:: EXERCISE ::
Look through the data below and report how many lines include "Flow". Only the number should be given.

* start SUPPLIED DATA *

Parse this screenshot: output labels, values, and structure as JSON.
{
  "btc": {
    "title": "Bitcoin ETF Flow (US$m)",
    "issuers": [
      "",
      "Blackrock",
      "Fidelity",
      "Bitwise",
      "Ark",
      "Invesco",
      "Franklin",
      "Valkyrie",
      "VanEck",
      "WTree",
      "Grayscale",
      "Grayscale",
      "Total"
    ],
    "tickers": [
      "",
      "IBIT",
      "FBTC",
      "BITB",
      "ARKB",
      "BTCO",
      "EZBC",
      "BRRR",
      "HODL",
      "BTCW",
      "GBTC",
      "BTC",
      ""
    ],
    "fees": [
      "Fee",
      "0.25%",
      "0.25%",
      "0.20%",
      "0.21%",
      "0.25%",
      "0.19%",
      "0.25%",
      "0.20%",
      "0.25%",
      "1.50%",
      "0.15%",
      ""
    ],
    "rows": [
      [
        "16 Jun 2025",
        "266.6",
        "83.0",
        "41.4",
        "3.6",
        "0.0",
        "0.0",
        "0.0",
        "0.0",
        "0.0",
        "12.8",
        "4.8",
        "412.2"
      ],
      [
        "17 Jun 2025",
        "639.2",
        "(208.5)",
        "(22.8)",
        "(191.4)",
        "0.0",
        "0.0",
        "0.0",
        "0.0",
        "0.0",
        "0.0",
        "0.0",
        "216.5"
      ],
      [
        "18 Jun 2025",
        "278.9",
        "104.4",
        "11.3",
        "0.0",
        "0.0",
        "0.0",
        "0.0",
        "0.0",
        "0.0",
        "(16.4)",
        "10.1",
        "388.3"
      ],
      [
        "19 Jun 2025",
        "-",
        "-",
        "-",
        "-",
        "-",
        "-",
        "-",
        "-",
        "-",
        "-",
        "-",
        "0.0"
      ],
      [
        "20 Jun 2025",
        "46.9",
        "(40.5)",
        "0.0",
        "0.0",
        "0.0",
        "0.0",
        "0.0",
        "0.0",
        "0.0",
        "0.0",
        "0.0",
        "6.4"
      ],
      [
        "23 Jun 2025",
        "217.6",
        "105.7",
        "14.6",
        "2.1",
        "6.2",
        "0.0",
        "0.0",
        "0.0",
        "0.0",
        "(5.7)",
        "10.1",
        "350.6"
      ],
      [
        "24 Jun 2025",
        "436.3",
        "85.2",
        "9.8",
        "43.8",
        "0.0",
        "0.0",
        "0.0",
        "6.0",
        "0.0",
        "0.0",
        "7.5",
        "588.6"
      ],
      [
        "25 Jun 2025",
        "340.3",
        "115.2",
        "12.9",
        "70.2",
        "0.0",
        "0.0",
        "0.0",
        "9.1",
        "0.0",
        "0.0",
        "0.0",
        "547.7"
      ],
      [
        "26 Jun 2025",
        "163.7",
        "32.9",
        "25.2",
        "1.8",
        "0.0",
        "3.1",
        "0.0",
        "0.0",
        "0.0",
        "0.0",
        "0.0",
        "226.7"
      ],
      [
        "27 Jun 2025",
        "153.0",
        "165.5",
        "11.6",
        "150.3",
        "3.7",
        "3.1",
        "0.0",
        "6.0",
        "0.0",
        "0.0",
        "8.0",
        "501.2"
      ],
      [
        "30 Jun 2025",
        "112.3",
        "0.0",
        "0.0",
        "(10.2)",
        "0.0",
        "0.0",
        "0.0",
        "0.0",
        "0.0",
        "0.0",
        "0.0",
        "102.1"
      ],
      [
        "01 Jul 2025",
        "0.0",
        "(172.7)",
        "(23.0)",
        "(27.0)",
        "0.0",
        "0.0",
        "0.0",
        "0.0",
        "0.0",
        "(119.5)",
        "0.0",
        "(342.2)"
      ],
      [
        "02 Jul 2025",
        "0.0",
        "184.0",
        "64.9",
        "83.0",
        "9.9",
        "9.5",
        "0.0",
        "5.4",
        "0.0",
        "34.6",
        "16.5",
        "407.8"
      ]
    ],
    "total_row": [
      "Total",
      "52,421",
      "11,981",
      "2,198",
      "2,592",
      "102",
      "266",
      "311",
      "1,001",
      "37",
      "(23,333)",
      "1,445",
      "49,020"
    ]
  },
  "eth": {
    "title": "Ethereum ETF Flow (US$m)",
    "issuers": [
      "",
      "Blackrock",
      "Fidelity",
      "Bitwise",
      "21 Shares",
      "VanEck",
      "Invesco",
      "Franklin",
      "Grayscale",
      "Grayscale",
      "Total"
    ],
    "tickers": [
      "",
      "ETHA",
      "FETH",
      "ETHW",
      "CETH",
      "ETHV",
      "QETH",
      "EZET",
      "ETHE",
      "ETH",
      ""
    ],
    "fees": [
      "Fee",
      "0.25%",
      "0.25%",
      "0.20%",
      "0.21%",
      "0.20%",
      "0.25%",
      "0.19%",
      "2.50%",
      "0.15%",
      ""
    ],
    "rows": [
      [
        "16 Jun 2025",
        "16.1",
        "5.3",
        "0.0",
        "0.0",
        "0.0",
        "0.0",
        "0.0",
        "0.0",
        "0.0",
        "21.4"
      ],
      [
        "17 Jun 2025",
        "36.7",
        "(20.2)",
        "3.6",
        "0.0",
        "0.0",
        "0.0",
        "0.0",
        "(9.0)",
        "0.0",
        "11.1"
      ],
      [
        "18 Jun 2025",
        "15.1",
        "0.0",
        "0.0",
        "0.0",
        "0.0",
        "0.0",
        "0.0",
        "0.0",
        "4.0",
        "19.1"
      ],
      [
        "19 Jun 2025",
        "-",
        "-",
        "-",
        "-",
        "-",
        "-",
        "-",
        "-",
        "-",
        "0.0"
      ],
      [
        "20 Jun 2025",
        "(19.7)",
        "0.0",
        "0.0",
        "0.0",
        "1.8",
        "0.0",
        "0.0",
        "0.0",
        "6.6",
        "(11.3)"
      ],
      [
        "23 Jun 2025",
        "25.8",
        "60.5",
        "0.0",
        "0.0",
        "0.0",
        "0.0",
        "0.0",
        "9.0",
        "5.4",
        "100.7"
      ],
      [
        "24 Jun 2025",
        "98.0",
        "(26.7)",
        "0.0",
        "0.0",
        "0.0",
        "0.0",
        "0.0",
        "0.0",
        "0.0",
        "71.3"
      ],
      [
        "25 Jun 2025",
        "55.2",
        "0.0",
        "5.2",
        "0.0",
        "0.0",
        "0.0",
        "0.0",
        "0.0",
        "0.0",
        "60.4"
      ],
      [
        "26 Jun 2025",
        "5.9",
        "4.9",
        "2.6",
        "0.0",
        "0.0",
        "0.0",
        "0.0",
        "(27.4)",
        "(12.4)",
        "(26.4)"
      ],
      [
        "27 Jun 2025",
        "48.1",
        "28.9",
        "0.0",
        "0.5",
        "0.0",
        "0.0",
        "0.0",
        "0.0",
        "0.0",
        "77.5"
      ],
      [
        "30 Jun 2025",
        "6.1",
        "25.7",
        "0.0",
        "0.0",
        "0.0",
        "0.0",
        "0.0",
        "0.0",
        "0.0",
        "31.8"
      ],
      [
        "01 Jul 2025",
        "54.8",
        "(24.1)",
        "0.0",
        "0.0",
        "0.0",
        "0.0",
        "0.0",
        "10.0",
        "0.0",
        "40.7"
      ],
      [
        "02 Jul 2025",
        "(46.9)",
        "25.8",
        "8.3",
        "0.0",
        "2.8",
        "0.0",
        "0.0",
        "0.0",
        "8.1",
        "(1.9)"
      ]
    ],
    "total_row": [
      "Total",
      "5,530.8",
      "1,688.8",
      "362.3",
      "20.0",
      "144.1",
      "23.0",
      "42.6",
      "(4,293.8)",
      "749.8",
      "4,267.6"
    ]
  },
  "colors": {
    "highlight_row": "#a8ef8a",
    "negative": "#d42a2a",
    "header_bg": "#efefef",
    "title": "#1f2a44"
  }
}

* end SUPPLIED DATA *

:: TASK RESULT ::
2